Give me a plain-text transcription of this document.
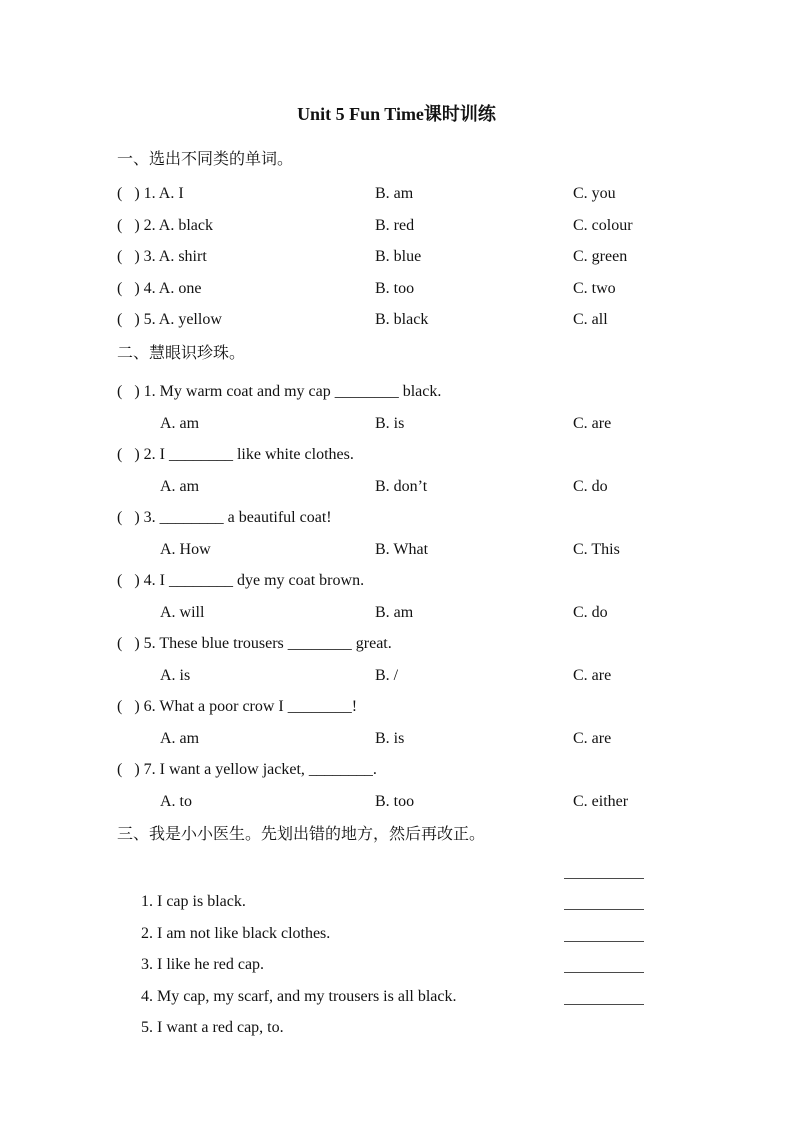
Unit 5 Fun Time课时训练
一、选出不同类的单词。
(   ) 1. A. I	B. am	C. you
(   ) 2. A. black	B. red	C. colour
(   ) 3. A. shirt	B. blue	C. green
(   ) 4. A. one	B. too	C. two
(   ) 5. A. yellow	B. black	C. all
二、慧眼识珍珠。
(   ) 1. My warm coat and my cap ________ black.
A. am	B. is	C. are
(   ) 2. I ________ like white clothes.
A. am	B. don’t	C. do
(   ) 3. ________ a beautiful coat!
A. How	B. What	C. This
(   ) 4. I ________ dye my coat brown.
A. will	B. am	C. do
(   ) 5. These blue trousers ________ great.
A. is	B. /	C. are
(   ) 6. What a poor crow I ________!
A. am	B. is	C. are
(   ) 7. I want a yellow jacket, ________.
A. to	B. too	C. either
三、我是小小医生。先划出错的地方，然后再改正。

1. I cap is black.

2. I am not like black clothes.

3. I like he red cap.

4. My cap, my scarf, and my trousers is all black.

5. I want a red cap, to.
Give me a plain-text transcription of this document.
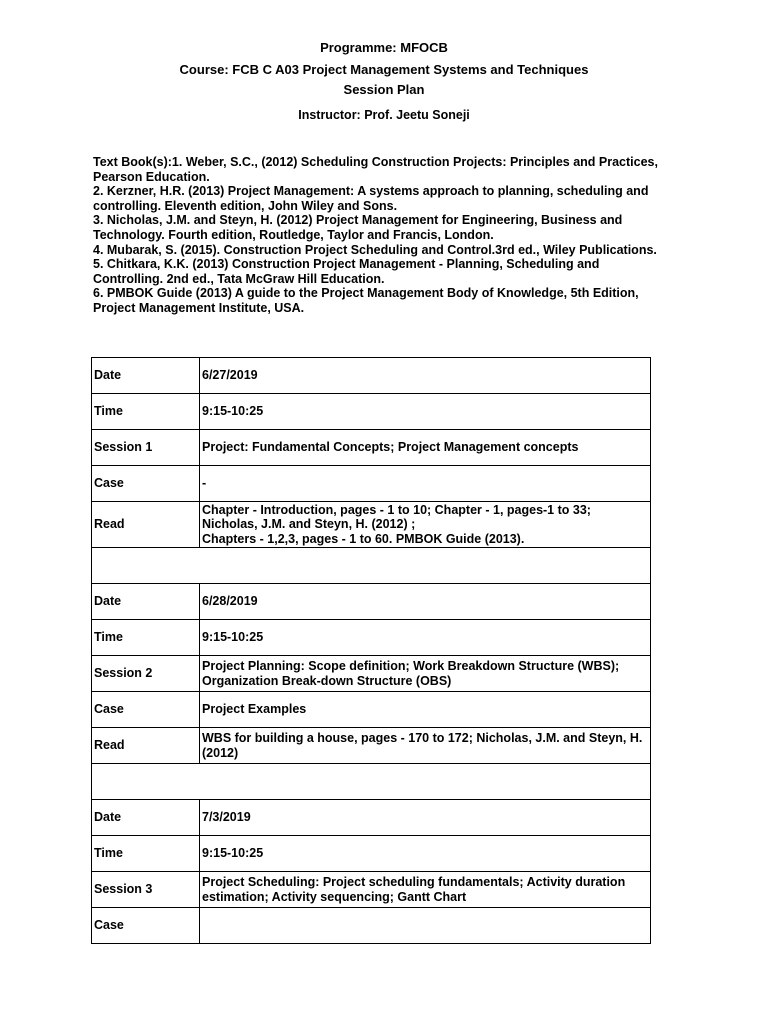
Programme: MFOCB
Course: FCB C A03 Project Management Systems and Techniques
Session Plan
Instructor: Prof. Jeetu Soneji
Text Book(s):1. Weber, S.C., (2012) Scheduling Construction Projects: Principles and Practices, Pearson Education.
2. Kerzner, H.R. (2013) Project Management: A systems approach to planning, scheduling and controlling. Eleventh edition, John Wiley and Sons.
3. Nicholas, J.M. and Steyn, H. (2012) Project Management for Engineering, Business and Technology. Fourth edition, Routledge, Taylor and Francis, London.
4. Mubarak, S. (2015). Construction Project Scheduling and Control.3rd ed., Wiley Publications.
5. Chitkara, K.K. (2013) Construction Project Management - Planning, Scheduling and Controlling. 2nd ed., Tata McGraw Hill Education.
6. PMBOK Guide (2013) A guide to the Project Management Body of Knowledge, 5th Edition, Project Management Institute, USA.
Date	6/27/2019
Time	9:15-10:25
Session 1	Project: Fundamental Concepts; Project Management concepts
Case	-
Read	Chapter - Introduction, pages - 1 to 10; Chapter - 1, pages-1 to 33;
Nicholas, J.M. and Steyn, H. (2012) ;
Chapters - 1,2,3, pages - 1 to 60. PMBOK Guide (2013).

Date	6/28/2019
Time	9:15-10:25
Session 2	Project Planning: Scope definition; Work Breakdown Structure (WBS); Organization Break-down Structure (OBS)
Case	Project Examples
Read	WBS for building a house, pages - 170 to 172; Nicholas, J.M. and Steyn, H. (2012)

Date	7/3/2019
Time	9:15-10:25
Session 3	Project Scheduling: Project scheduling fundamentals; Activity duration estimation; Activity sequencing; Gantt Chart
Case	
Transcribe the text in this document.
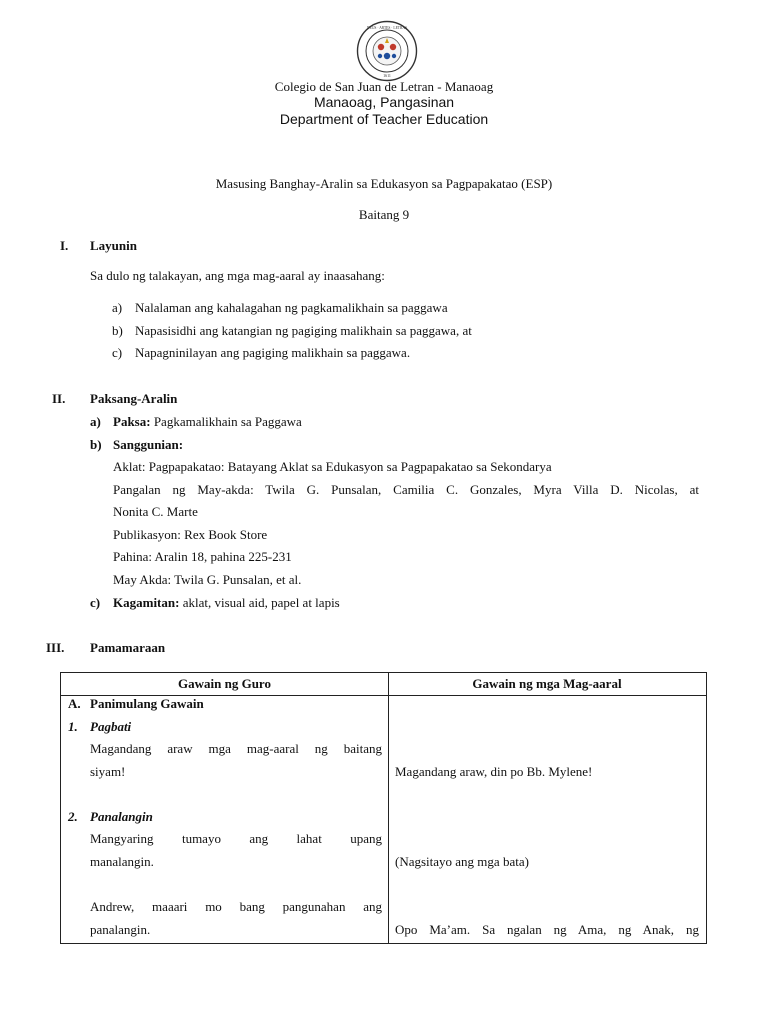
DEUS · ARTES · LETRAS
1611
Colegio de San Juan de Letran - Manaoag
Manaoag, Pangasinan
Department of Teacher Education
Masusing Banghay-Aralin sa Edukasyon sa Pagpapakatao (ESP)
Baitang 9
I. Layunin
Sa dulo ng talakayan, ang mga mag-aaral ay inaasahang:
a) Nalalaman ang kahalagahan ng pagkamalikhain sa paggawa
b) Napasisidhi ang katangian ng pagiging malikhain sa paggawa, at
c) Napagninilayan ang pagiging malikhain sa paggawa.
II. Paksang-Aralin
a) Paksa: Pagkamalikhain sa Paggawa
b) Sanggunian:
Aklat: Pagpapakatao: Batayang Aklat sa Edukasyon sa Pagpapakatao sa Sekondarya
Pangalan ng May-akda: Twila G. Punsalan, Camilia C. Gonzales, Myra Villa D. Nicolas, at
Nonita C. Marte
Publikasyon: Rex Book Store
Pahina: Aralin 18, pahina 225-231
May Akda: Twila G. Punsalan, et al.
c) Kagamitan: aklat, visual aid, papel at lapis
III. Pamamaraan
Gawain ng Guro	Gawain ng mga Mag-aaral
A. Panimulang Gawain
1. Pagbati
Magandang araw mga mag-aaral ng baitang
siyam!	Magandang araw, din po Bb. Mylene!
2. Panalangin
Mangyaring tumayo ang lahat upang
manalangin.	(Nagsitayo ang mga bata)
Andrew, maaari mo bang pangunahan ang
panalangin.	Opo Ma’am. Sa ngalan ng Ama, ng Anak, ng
○ ○ ○
__Prompt__
Search the records for the string "Management" and return every line in which it occurs.

__Task answer__
Course: FCB C A03 Project Management Systems and Techniques
2. Kerzner, H.R. (2013) Project Management: A systems approach to planning, scheduling and controlling. Eleventh edition, John Wiley and Sons.
3. Nicholas, J.M. and Steyn, H. (2012) Project Management for Engineering, Business and Technology. Fourth edition, Routledge, Taylor and Francis, London.
5. Chitkara, K.K. (2013) Construction Project Management - Planning, Scheduling and Controlling. 2nd ed., Tata McGraw Hill Education.
6. PMBOK Guide (2013) A guide to the Project Management Body of Knowledge, 5th Edition, Project Management Institute, USA.
Session 1	Project: Fundamental Concepts; Project Management concepts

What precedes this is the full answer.